Leave out any pictures and transcribe all other data below exactly.

* _Dataset content_:

________

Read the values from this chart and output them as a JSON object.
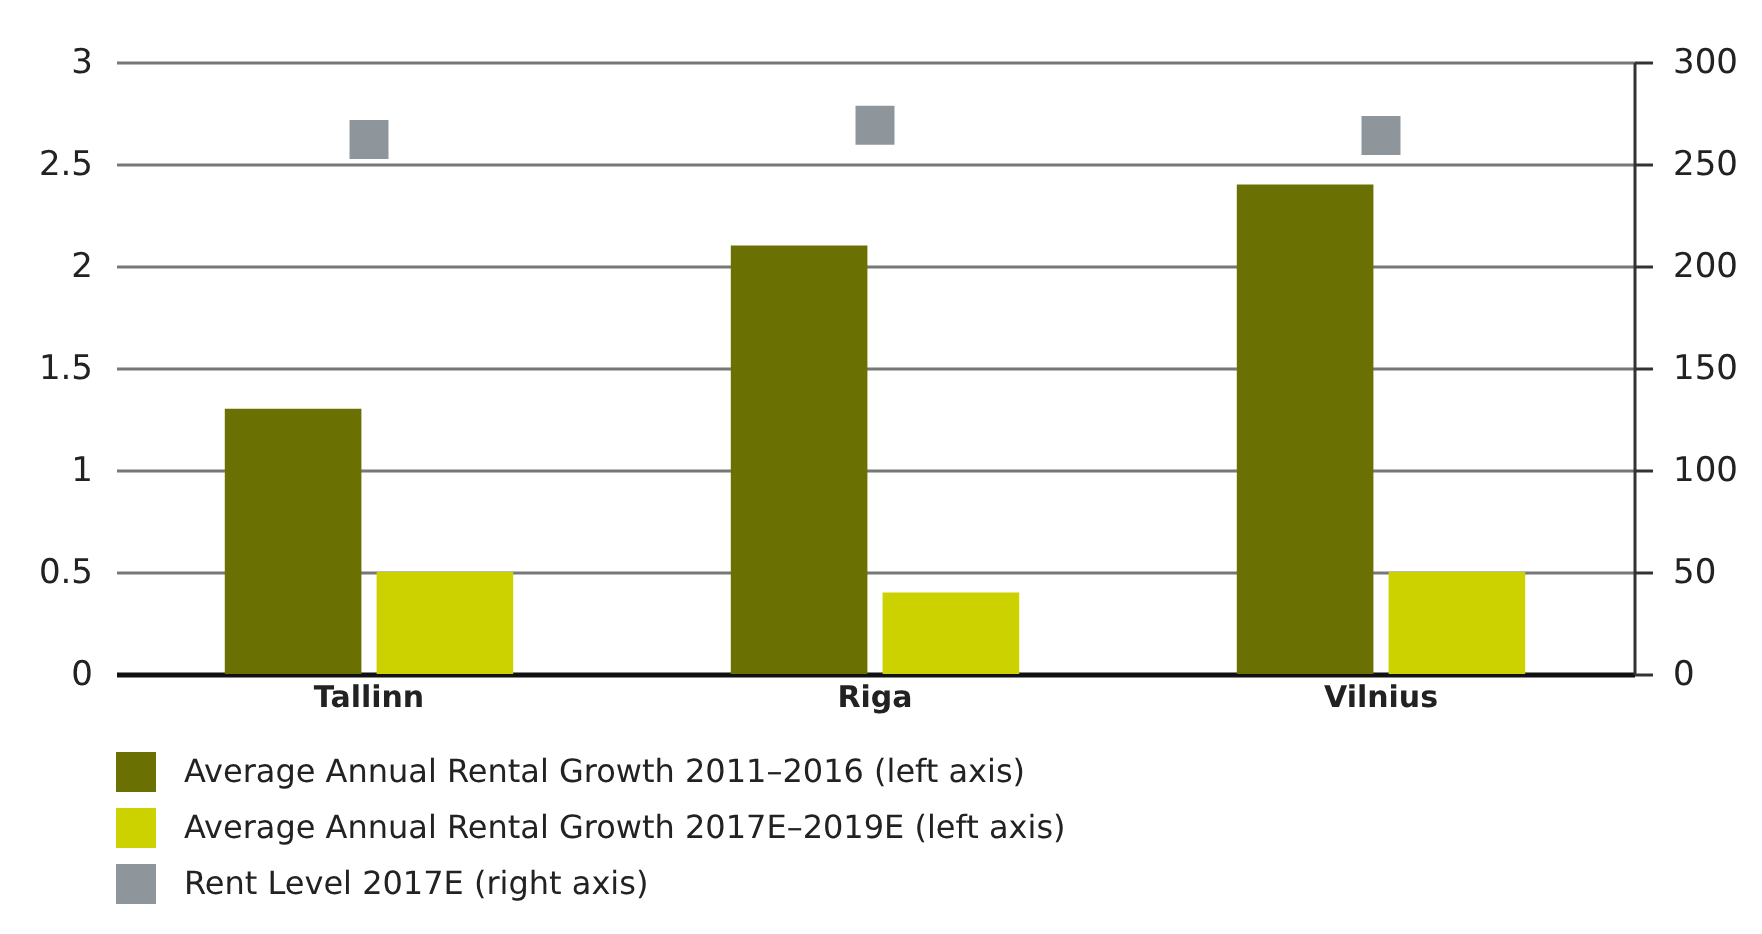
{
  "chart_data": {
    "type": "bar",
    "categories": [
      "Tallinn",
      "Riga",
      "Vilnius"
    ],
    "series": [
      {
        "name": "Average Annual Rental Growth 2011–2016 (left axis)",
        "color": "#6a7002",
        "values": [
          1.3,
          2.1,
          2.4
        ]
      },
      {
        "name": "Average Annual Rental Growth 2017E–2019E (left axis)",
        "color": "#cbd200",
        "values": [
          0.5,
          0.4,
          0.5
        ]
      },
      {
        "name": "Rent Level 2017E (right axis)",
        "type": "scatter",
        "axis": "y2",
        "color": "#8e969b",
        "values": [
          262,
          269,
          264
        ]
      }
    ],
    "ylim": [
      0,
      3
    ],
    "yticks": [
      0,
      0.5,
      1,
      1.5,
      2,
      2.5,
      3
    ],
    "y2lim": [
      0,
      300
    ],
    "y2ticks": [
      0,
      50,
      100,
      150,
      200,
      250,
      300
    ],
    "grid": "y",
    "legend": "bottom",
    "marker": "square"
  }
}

________

* _Answer to the exercise_:
Read the values from this chart and output them as a JSON object.
{
  "chart_data": {
    "type": "bar",
    "categories": [
      "Tallinn",
      "Riga",
      "Vilnius"
    ],
    "series": [
      {
        "name": "Average Annual Rental Growth 2011–2016 (left axis)",
        "color": "#6a7002",
        "values": [
          1.3,
          2.1,
          2.4
        ]
      },
      {
        "name": "Average Annual Rental Growth 2017E–2019E (left axis)",
        "color": "#cbd200",
        "values": [
          0.5,
          0.4,
          0.5
        ]
      },
      {
        "name": "Rent Level 2017E (right axis)",
        "type": "scatter",
        "axis": "y2",
        "color": "#8e969b",
        "values": [
          262,
          269,
          264
        ]
      }
    ],
    "ylim": [
      0,
      3
    ],
    "yticks": [
      0,
      0.5,
      1,
      1.5,
      2,
      2.5,
      3
    ],
    "y2lim": [
      0,
      300
    ],
    "y2ticks": [
      0,
      50,
      100,
      150,
      200,
      250,
      300
    ],
    "grid": "y",
    "legend": "bottom",
    "marker": "square"
  }
}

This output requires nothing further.